Which lines in the records below contain the word "apsusc"? Copy each one.

··· Supplied records ···

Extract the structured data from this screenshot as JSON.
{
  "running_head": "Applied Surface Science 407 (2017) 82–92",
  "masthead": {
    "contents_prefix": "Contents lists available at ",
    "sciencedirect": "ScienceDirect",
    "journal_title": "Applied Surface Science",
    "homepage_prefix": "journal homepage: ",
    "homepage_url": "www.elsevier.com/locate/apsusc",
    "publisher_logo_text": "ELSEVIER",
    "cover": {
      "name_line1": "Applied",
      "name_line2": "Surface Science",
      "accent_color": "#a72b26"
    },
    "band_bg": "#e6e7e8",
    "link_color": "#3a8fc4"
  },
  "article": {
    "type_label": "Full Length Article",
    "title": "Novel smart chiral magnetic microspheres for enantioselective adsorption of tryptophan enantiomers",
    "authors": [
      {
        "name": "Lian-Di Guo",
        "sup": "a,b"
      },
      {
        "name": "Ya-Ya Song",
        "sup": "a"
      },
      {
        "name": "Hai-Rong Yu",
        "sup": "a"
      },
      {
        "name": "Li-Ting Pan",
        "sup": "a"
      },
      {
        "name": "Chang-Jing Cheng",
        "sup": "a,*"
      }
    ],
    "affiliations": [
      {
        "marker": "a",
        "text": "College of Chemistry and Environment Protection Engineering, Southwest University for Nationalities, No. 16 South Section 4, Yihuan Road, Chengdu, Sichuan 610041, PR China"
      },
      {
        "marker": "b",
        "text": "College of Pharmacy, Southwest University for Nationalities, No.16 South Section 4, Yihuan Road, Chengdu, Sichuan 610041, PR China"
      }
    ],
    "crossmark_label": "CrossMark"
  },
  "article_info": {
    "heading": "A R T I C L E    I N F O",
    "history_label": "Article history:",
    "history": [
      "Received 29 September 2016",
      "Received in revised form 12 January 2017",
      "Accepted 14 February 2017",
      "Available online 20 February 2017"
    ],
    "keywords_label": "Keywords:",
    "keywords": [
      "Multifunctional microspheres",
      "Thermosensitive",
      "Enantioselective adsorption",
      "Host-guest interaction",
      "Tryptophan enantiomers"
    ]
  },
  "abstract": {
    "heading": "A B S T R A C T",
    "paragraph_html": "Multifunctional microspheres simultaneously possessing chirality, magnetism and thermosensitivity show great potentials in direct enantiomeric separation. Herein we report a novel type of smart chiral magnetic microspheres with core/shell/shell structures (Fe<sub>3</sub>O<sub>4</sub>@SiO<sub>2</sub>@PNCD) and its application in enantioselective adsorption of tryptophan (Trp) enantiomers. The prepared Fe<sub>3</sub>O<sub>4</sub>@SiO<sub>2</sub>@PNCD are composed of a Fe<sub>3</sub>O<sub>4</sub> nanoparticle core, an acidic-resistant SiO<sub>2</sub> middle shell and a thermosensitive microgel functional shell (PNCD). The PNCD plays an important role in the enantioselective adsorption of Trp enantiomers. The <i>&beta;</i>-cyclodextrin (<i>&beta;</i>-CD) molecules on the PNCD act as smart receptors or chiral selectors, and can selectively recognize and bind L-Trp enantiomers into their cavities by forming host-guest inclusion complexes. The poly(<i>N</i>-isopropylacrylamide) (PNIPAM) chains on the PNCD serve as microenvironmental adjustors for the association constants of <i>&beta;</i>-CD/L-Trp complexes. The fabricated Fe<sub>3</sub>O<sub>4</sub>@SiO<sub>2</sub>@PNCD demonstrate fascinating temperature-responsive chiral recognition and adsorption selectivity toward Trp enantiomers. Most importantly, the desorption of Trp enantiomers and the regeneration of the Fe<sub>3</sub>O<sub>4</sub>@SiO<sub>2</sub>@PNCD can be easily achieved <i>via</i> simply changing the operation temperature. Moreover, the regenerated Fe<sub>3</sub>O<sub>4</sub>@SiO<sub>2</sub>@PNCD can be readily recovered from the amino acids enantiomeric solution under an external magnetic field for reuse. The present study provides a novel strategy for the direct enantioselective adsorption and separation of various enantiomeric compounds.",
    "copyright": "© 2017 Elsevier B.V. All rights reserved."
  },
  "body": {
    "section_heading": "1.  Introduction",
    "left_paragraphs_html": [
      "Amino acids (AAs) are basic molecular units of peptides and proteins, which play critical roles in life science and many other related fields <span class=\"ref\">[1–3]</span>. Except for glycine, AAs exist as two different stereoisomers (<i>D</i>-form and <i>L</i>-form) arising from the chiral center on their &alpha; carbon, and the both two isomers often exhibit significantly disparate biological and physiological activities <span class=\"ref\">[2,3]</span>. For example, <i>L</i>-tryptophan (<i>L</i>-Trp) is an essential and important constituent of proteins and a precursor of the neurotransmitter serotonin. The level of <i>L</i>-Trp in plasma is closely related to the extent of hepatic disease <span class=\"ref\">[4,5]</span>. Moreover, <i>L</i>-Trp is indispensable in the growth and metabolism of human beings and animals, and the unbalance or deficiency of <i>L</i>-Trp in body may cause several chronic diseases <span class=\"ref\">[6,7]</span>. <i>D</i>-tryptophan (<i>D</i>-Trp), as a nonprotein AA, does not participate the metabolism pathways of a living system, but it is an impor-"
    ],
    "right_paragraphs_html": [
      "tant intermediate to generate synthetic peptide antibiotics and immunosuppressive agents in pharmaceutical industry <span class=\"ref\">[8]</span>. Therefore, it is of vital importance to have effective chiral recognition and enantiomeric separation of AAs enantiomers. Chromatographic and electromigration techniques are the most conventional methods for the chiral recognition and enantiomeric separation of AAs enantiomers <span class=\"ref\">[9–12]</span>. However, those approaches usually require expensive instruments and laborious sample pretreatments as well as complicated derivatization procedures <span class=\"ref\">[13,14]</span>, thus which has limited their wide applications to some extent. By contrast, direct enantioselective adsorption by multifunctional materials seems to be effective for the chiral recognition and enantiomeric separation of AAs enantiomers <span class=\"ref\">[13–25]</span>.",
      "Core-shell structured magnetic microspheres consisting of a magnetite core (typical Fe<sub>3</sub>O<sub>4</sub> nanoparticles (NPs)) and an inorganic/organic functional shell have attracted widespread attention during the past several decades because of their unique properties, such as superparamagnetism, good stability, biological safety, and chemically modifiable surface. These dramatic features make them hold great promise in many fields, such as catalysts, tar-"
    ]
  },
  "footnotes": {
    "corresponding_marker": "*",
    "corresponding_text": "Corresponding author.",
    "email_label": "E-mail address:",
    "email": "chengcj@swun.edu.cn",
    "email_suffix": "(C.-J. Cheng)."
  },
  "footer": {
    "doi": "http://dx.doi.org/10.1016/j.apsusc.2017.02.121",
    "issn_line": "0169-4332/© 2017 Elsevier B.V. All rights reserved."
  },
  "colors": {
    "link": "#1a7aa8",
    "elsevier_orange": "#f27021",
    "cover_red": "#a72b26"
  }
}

···

**Response box:**
    "homepage_url": "www.elsevier.com/locate/apsusc",
    "doi": "http://dx.doi.org/10.1016/j.apsusc.2017.02.121",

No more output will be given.